== WHAT YOU SHOULD DO ==
Set the entries down once more, exactly as they are worded.

== Extracted records ==
=== Begin Enclosure ===
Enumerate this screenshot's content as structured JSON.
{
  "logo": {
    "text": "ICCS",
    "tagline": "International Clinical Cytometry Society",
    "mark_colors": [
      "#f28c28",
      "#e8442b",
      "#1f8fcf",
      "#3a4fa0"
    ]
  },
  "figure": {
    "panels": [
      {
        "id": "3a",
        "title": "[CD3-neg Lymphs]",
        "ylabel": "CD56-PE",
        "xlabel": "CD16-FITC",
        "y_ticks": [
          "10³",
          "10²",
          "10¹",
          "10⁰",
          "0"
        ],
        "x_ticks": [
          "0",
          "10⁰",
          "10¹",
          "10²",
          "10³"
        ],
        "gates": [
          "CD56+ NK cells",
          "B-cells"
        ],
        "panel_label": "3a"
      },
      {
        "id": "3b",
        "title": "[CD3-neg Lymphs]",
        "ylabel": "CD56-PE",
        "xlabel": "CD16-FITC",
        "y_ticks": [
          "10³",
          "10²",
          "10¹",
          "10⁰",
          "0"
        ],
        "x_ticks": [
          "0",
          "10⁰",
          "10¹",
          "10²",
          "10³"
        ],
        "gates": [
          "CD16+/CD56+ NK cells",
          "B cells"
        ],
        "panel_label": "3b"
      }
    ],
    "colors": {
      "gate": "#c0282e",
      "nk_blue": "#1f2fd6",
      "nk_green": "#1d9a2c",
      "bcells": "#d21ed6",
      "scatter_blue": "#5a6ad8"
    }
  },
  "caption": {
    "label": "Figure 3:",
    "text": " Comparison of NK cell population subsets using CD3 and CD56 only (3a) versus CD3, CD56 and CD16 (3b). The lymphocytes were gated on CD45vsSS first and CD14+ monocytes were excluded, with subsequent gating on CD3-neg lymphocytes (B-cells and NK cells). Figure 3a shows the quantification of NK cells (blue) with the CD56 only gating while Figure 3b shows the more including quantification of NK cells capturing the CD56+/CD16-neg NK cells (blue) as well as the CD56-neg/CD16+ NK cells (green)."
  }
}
=== End Enclosure ===
== SOLUTION TO THIS EXERCISE ==
Enumerate this screenshot's content as structured JSON.
{
  "logo": {
    "text": "ICCS",
    "tagline": "International Clinical Cytometry Society",
    "mark_colors": [
      "#f28c28",
      "#e8442b",
      "#1f8fcf",
      "#3a4fa0"
    ]
  },
  "figure": {
    "panels": [
      {
        "id": "3a",
        "title": "[CD3-neg Lymphs]",
        "ylabel": "CD56-PE",
        "xlabel": "CD16-FITC",
        "y_ticks": [
          "10³",
          "10²",
          "10¹",
          "10⁰",
          "0"
        ],
        "x_ticks": [
          "0",
          "10⁰",
          "10¹",
          "10²",
          "10³"
        ],
        "gates": [
          "CD56+ NK cells",
          "B-cells"
        ],
        "panel_label": "3a"
      },
      {
        "id": "3b",
        "title": "[CD3-neg Lymphs]",
        "ylabel": "CD56-PE",
        "xlabel": "CD16-FITC",
        "y_ticks": [
          "10³",
          "10²",
          "10¹",
          "10⁰",
          "0"
        ],
        "x_ticks": [
          "0",
          "10⁰",
          "10¹",
          "10²",
          "10³"
        ],
        "gates": [
          "CD16+/CD56+ NK cells",
          "B cells"
        ],
        "panel_label": "3b"
      }
    ],
    "colors": {
      "gate": "#c0282e",
      "nk_blue": "#1f2fd6",
      "nk_green": "#1d9a2c",
      "bcells": "#d21ed6",
      "scatter_blue": "#5a6ad8"
    }
  },
  "caption": {
    "label": "Figure 3:",
    "text": " Comparison of NK cell population subsets using CD3 and CD56 only (3a) versus CD3, CD56 and CD16 (3b). The lymphocytes were gated on CD45vsSS first and CD14+ monocytes were excluded, with subsequent gating on CD3-neg lymphocytes (B-cells and NK cells). Figure 3a shows the quantification of NK cells (blue) with the CD56 only gating while Figure 3b shows the more including quantification of NK cells capturing the CD56+/CD16-neg NK cells (blue) as well as the CD56-neg/CD16+ NK cells (green)."
  }
}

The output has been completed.